■ **TASK REQUIREMENTS**
How many of these lines hold the string "title"? Answer with the number only.

- - -

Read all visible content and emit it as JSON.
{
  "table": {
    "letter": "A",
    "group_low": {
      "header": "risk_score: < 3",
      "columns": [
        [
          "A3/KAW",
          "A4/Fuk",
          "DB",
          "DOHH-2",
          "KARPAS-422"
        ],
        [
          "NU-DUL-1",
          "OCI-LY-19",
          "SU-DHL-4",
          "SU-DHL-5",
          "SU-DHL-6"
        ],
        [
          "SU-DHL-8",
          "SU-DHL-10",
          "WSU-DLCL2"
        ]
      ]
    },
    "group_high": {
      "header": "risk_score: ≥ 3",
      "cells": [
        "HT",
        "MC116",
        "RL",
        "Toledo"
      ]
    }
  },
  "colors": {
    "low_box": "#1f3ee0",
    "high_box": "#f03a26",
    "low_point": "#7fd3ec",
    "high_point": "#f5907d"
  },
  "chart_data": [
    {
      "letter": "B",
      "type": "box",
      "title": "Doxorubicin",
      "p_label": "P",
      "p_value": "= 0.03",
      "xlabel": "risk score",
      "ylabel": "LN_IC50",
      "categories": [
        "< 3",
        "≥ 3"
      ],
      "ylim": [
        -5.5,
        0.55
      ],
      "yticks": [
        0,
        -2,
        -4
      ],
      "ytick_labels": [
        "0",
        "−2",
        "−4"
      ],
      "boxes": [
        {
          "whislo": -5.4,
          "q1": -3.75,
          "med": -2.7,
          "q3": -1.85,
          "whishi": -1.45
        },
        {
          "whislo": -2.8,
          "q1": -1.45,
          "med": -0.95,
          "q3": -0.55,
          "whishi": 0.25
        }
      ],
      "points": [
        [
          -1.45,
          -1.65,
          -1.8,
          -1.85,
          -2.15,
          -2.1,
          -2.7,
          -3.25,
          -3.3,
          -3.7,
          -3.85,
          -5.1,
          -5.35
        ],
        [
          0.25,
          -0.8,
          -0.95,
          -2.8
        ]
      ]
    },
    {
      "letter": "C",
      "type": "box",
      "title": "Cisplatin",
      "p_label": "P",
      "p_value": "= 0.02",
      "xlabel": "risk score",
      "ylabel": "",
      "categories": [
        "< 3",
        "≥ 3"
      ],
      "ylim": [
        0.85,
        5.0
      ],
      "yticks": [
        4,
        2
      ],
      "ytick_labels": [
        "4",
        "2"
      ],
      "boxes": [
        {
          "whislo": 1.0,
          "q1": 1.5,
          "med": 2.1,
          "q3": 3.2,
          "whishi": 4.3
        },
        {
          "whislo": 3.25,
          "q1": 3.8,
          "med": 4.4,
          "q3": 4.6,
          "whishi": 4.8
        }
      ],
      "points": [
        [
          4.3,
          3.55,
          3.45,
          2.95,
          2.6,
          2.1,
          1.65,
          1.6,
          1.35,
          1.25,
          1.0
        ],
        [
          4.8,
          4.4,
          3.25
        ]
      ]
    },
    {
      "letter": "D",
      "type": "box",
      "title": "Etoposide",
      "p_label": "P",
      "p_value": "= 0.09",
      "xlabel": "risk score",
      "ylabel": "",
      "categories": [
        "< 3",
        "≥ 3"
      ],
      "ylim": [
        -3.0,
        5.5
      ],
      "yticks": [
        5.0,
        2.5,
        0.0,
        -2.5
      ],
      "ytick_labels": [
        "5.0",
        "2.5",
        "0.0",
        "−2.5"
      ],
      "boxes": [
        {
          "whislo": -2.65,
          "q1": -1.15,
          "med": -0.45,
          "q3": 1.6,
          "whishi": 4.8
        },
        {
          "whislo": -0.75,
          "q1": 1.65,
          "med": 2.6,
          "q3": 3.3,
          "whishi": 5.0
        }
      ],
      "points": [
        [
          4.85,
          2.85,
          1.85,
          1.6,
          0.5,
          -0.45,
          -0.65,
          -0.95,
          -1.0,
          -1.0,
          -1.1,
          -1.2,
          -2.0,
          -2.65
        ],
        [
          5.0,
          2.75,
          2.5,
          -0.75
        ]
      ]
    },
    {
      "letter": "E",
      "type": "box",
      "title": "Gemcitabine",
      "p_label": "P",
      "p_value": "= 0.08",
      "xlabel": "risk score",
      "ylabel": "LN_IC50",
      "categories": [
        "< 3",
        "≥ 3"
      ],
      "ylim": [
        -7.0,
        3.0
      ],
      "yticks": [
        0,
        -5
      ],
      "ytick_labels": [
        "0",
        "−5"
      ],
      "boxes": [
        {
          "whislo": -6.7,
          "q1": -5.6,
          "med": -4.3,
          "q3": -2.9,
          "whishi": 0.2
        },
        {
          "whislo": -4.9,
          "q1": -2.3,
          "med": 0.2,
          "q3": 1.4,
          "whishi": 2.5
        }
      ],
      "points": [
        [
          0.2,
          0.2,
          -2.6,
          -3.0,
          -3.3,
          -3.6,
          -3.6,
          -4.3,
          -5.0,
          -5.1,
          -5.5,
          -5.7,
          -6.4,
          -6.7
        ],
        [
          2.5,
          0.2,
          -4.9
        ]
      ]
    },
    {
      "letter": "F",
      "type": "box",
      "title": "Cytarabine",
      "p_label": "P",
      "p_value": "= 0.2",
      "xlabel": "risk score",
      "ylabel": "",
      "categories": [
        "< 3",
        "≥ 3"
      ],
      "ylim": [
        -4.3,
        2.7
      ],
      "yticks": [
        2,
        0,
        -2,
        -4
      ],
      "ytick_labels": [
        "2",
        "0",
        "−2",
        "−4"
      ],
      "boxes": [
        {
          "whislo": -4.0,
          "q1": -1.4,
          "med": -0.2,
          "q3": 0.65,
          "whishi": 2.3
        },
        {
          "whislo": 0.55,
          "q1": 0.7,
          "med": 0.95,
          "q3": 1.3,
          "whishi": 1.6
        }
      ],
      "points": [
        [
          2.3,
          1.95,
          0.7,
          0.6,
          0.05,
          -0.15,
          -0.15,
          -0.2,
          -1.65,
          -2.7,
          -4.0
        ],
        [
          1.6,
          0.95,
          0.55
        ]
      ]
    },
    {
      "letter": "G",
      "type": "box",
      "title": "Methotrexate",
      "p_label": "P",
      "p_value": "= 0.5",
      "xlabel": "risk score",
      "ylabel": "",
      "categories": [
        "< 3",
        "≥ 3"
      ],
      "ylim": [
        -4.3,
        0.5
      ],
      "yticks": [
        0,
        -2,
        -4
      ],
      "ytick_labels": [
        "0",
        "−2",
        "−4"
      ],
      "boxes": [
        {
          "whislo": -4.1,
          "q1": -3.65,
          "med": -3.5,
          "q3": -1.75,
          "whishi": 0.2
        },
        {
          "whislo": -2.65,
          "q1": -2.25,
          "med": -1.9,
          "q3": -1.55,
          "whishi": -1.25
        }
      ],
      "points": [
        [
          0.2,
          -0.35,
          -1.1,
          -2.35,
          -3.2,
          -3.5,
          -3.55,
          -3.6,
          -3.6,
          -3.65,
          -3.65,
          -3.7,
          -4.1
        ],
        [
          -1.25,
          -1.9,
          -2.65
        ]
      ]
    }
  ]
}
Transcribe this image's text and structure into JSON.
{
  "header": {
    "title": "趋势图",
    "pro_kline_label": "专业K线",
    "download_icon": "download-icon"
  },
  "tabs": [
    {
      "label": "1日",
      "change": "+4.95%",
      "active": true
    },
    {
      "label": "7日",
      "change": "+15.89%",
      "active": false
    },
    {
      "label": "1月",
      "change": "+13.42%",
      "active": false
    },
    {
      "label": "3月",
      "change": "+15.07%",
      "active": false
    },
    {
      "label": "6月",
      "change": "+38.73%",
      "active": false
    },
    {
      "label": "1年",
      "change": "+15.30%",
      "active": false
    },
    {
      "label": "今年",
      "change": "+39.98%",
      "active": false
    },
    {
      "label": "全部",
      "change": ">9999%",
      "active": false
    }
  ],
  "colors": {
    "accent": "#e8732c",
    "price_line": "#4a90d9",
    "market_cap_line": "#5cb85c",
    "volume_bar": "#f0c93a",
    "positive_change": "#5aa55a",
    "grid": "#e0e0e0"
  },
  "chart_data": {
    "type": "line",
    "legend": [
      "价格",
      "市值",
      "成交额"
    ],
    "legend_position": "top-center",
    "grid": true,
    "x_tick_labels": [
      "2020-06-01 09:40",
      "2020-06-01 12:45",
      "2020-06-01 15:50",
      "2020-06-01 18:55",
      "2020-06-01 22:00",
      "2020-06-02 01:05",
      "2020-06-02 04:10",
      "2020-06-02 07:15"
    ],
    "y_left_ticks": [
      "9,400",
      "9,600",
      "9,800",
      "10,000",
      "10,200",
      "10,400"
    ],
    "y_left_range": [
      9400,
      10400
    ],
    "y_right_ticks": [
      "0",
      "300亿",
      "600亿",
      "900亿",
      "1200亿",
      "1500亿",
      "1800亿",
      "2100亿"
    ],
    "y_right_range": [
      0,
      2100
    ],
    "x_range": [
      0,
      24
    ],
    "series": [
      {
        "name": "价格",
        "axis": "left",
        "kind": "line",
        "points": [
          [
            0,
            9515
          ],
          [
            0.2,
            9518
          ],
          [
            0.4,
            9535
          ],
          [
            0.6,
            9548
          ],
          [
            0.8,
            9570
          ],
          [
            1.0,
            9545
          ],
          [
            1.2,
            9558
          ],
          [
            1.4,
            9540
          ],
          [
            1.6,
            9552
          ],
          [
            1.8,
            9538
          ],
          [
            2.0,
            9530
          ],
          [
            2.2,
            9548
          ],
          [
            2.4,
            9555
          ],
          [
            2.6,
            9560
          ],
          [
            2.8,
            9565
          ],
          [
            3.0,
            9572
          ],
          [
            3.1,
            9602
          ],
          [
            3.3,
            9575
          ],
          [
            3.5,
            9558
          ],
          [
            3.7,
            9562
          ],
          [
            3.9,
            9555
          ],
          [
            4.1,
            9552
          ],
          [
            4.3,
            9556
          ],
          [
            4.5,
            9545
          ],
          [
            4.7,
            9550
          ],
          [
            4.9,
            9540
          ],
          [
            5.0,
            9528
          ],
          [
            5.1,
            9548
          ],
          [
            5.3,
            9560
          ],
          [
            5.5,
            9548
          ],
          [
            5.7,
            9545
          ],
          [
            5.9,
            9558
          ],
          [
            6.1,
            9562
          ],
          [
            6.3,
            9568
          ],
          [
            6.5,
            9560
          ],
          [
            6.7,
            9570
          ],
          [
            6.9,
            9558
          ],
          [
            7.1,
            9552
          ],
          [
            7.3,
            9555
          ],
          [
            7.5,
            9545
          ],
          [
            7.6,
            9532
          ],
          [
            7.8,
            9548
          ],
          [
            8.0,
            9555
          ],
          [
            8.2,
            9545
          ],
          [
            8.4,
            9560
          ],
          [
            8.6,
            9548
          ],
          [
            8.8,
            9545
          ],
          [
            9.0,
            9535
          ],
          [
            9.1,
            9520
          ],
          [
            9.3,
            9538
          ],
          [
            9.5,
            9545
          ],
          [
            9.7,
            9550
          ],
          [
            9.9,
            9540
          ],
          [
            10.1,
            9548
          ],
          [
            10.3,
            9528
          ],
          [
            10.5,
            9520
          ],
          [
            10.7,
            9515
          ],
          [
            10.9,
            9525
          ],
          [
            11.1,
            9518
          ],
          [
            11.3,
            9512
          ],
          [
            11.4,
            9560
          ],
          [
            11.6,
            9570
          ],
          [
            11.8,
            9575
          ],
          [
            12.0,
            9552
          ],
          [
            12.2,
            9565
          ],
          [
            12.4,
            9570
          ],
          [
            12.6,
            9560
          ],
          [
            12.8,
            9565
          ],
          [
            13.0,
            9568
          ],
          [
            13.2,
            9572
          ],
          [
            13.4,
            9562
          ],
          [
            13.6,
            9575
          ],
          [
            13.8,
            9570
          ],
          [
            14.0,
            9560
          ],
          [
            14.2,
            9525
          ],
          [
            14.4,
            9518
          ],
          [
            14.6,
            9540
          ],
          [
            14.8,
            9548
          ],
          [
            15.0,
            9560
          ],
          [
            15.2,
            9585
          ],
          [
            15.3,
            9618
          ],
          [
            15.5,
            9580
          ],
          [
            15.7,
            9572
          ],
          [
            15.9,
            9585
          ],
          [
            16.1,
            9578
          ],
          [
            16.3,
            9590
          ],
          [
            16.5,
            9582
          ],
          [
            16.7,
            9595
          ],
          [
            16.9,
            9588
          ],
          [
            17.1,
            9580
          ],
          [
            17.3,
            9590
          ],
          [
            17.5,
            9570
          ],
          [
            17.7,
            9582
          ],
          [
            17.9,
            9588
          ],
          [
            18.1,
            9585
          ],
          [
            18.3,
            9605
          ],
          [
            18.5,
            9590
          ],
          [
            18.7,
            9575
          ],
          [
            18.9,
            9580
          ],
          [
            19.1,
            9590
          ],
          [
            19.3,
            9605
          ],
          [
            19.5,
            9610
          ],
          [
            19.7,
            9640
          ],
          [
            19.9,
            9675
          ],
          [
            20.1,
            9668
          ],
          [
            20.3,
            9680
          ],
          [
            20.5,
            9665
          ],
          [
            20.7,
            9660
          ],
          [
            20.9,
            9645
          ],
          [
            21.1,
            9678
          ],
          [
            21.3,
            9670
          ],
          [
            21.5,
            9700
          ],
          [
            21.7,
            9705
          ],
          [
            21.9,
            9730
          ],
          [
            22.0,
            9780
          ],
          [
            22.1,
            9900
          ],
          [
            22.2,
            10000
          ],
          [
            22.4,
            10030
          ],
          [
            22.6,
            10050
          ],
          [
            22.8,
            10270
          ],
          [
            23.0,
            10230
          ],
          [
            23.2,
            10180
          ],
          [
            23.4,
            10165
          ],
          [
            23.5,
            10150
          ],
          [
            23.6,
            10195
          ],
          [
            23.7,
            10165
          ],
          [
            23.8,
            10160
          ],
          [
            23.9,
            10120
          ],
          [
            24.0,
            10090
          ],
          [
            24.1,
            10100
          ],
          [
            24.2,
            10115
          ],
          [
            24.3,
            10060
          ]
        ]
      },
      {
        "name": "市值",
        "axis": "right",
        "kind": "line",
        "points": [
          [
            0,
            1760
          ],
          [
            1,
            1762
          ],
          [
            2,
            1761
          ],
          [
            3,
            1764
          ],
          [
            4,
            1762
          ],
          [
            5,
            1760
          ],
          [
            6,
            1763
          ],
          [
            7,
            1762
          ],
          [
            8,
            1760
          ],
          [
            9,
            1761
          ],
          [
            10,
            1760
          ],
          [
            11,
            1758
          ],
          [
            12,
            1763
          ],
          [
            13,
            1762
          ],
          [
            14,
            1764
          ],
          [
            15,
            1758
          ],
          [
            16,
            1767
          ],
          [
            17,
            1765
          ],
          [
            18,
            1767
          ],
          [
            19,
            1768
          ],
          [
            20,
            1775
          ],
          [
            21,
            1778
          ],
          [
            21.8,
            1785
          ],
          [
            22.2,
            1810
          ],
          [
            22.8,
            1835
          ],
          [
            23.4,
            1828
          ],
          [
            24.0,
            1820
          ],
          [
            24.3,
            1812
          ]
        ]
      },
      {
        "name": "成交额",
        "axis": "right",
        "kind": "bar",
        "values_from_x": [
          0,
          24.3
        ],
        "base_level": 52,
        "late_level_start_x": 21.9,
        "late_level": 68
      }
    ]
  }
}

- - -

■ **ANSWER TO THIS EXERCISE**
7